Extract each record and reproduce it exactly.

Records =

==*==

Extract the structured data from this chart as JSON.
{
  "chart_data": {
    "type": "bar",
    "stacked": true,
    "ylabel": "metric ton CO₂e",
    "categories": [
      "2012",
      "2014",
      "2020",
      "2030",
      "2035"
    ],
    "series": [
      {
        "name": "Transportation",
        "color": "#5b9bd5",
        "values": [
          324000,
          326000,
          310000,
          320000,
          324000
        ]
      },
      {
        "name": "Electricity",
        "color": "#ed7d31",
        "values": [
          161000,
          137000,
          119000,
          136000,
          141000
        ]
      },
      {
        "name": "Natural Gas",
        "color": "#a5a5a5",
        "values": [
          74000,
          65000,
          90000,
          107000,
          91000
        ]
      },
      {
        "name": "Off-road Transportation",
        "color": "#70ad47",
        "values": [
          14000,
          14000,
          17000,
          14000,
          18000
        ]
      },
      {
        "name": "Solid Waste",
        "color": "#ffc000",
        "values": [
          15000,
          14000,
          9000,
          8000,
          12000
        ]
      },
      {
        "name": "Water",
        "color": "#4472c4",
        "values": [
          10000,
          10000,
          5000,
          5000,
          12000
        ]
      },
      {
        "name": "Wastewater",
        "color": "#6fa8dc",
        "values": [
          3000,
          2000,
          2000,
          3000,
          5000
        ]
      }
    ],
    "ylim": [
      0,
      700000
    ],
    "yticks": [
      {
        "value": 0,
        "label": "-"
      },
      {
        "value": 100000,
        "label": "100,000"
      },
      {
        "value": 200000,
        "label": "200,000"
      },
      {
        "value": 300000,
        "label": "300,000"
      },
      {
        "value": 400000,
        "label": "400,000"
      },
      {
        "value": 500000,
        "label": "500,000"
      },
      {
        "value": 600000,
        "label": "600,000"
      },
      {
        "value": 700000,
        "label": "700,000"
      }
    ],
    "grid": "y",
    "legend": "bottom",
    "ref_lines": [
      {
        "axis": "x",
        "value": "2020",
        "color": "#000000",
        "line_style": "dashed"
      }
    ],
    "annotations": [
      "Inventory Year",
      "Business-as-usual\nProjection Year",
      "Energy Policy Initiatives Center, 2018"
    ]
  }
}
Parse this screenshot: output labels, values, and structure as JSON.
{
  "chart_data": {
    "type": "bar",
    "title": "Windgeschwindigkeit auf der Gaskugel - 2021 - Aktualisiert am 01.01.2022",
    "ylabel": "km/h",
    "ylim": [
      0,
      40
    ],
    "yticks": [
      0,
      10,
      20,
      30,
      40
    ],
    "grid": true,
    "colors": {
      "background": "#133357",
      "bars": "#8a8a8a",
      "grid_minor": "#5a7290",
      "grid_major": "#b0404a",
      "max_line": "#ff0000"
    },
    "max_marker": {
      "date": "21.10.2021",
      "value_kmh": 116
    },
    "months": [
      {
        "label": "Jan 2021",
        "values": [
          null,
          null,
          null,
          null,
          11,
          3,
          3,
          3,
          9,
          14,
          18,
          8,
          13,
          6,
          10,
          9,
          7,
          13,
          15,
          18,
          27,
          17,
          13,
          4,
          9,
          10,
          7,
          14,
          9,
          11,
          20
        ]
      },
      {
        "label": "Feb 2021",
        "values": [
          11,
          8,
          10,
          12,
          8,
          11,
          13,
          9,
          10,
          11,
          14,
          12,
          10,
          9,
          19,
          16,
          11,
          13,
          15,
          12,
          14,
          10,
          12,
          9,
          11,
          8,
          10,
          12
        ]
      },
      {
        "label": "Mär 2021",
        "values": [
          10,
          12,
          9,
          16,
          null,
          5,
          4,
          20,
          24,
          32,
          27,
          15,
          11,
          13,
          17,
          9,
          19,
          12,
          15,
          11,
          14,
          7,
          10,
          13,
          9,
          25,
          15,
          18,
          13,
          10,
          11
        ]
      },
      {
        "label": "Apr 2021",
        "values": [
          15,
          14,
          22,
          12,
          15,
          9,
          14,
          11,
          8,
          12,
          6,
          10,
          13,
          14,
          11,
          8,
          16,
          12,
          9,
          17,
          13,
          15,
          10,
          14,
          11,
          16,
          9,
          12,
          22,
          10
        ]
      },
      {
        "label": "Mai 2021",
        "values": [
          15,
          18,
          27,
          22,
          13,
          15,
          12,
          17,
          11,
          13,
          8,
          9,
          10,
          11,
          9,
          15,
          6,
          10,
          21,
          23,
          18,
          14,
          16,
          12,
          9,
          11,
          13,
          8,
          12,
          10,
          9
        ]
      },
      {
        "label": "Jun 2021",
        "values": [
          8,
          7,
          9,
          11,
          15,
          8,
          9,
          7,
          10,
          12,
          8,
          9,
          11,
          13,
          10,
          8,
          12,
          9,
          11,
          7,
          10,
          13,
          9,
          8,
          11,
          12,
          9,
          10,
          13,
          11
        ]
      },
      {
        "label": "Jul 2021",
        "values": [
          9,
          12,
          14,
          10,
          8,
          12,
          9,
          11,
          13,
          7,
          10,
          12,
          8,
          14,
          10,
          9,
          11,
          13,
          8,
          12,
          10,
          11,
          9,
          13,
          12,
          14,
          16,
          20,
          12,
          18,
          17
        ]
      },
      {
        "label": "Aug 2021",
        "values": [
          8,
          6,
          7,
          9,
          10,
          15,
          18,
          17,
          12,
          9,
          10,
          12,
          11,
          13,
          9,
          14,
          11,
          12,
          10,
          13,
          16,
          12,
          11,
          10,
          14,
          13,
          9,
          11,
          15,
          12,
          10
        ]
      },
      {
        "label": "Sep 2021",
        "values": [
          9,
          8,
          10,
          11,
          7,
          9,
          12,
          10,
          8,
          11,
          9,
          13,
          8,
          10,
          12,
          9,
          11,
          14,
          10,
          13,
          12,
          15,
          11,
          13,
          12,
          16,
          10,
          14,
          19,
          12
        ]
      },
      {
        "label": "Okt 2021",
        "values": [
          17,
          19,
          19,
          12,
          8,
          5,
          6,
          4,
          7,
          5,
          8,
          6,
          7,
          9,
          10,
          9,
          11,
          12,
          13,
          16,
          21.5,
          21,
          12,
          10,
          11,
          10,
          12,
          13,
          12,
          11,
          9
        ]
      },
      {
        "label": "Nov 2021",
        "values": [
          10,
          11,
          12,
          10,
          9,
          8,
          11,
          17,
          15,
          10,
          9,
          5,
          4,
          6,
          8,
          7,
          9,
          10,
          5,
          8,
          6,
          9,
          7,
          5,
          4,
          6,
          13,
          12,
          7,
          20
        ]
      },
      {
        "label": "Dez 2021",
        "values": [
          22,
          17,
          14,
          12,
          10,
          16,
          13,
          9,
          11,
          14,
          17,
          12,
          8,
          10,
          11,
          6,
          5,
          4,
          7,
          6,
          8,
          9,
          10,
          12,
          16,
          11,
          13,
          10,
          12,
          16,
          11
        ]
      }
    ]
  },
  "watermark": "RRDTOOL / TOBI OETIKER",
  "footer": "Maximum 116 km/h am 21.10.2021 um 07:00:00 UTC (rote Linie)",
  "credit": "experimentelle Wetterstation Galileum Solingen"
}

==*==

Solution to this exercise =
Extract the structured data from this chart as JSON.
{
  "chart_data": {
    "type": "bar",
    "stacked": true,
    "ylabel": "metric ton CO₂e",
    "categories": [
      "2012",
      "2014",
      "2020",
      "2030",
      "2035"
    ],
    "series": [
      {
        "name": "Transportation",
        "color": "#5b9bd5",
        "values": [
          324000,
          326000,
          310000,
          320000,
          324000
        ]
      },
      {
        "name": "Electricity",
        "color": "#ed7d31",
        "values": [
          161000,
          137000,
          119000,
          136000,
          141000
        ]
      },
      {
        "name": "Natural Gas",
        "color": "#a5a5a5",
        "values": [
          74000,
          65000,
          90000,
          107000,
          91000
        ]
      },
      {
        "name": "Off-road Transportation",
        "color": "#70ad47",
        "values": [
          14000,
          14000,
          17000,
          14000,
          18000
        ]
      },
      {
        "name": "Solid Waste",
        "color": "#ffc000",
        "values": [
          15000,
          14000,
          9000,
          8000,
          12000
        ]
      },
      {
        "name": "Water",
        "color": "#4472c4",
        "values": [
          10000,
          10000,
          5000,
          5000,
          12000
        ]
      },
      {
        "name": "Wastewater",
        "color": "#6fa8dc",
        "values": [
          3000,
          2000,
          2000,
          3000,
          5000
        ]
      }
    ],
    "ylim": [
      0,
      700000
    ],
    "yticks": [
      {
        "value": 0,
        "label": "-"
      },
      {
        "value": 100000,
        "label": "100,000"
      },
      {
        "value": 200000,
        "label": "200,000"
      },
      {
        "value": 300000,
        "label": "300,000"
      },
      {
        "value": 400000,
        "label": "400,000"
      },
      {
        "value": 500000,
        "label": "500,000"
      },
      {
        "value": 600000,
        "label": "600,000"
      },
      {
        "value": 700000,
        "label": "700,000"
      }
    ],
    "grid": "y",
    "legend": "bottom",
    "ref_lines": [
      {
        "axis": "x",
        "value": "2020",
        "color": "#000000",
        "line_style": "dashed"
      }
    ],
    "annotations": [
      "Inventory Year",
      "Business-as-usual\nProjection Year",
      "Energy Policy Initiatives Center, 2018"
    ]
  }
}
Parse this screenshot: output labels, values, and structure as JSON.
{
  "chart_data": {
    "type": "bar",
    "title": "Windgeschwindigkeit auf der Gaskugel - 2021 - Aktualisiert am 01.01.2022",
    "ylabel": "km/h",
    "ylim": [
      0,
      40
    ],
    "yticks": [
      0,
      10,
      20,
      30,
      40
    ],
    "grid": true,
    "colors": {
      "background": "#133357",
      "bars": "#8a8a8a",
      "grid_minor": "#5a7290",
      "grid_major": "#b0404a",
      "max_line": "#ff0000"
    },
    "max_marker": {
      "date": "21.10.2021",
      "value_kmh": 116
    },
    "months": [
      {
        "label": "Jan 2021",
        "values": [
          null,
          null,
          null,
          null,
          11,
          3,
          3,
          3,
          9,
          14,
          18,
          8,
          13,
          6,
          10,
          9,
          7,
          13,
          15,
          18,
          27,
          17,
          13,
          4,
          9,
          10,
          7,
          14,
          9,
          11,
          20
        ]
      },
      {
        "label": "Feb 2021",
        "values": [
          11,
          8,
          10,
          12,
          8,
          11,
          13,
          9,
          10,
          11,
          14,
          12,
          10,
          9,
          19,
          16,
          11,
          13,
          15,
          12,
          14,
          10,
          12,
          9,
          11,
          8,
          10,
          12
        ]
      },
      {
        "label": "Mär 2021",
        "values": [
          10,
          12,
          9,
          16,
          null,
          5,
          4,
          20,
          24,
          32,
          27,
          15,
          11,
          13,
          17,
          9,
          19,
          12,
          15,
          11,
          14,
          7,
          10,
          13,
          9,
          25,
          15,
          18,
          13,
          10,
          11
        ]
      },
      {
        "label": "Apr 2021",
        "values": [
          15,
          14,
          22,
          12,
          15,
          9,
          14,
          11,
          8,
          12,
          6,
          10,
          13,
          14,
          11,
          8,
          16,
          12,
          9,
          17,
          13,
          15,
          10,
          14,
          11,
          16,
          9,
          12,
          22,
          10
        ]
      },
      {
        "label": "Mai 2021",
        "values": [
          15,
          18,
          27,
          22,
          13,
          15,
          12,
          17,
          11,
          13,
          8,
          9,
          10,
          11,
          9,
          15,
          6,
          10,
          21,
          23,
          18,
          14,
          16,
          12,
          9,
          11,
          13,
          8,
          12,
          10,
          9
        ]
      },
      {
        "label": "Jun 2021",
        "values": [
          8,
          7,
          9,
          11,
          15,
          8,
          9,
          7,
          10,
          12,
          8,
          9,
          11,
          13,
          10,
          8,
          12,
          9,
          11,
          7,
          10,
          13,
          9,
          8,
          11,
          12,
          9,
          10,
          13,
          11
        ]
      },
      {
        "label": "Jul 2021",
        "values": [
          9,
          12,
          14,
          10,
          8,
          12,
          9,
          11,
          13,
          7,
          10,
          12,
          8,
          14,
          10,
          9,
          11,
          13,
          8,
          12,
          10,
          11,
          9,
          13,
          12,
          14,
          16,
          20,
          12,
          18,
          17
        ]
      },
      {
        "label": "Aug 2021",
        "values": [
          8,
          6,
          7,
          9,
          10,
          15,
          18,
          17,
          12,
          9,
          10,
          12,
          11,
          13,
          9,
          14,
          11,
          12,
          10,
          13,
          16,
          12,
          11,
          10,
          14,
          13,
          9,
          11,
          15,
          12,
          10
        ]
      },
      {
        "label": "Sep 2021",
        "values": [
          9,
          8,
          10,
          11,
          7,
          9,
          12,
          10,
          8,
          11,
          9,
          13,
          8,
          10,
          12,
          9,
          11,
          14,
          10,
          13,
          12,
          15,
          11,
          13,
          12,
          16,
          10,
          14,
          19,
          12
        ]
      },
      {
        "label": "Okt 2021",
        "values": [
          17,
          19,
          19,
          12,
          8,
          5,
          6,
          4,
          7,
          5,
          8,
          6,
          7,
          9,
          10,
          9,
          11,
          12,
          13,
          16,
          21.5,
          21,
          12,
          10,
          11,
          10,
          12,
          13,
          12,
          11,
          9
        ]
      },
      {
        "label": "Nov 2021",
        "values": [
          10,
          11,
          12,
          10,
          9,
          8,
          11,
          17,
          15,
          10,
          9,
          5,
          4,
          6,
          8,
          7,
          9,
          10,
          5,
          8,
          6,
          9,
          7,
          5,
          4,
          6,
          13,
          12,
          7,
          20
        ]
      },
      {
        "label": "Dez 2021",
        "values": [
          22,
          17,
          14,
          12,
          10,
          16,
          13,
          9,
          11,
          14,
          17,
          12,
          8,
          10,
          11,
          6,
          5,
          4,
          7,
          6,
          8,
          9,
          10,
          12,
          16,
          11,
          13,
          10,
          12,
          16,
          11
        ]
      }
    ]
  },
  "watermark": "RRDTOOL / TOBI OETIKER",
  "footer": "Maximum 116 km/h am 21.10.2021 um 07:00:00 UTC (rote Linie)",
  "credit": "experimentelle Wetterstation Galileum Solingen"
}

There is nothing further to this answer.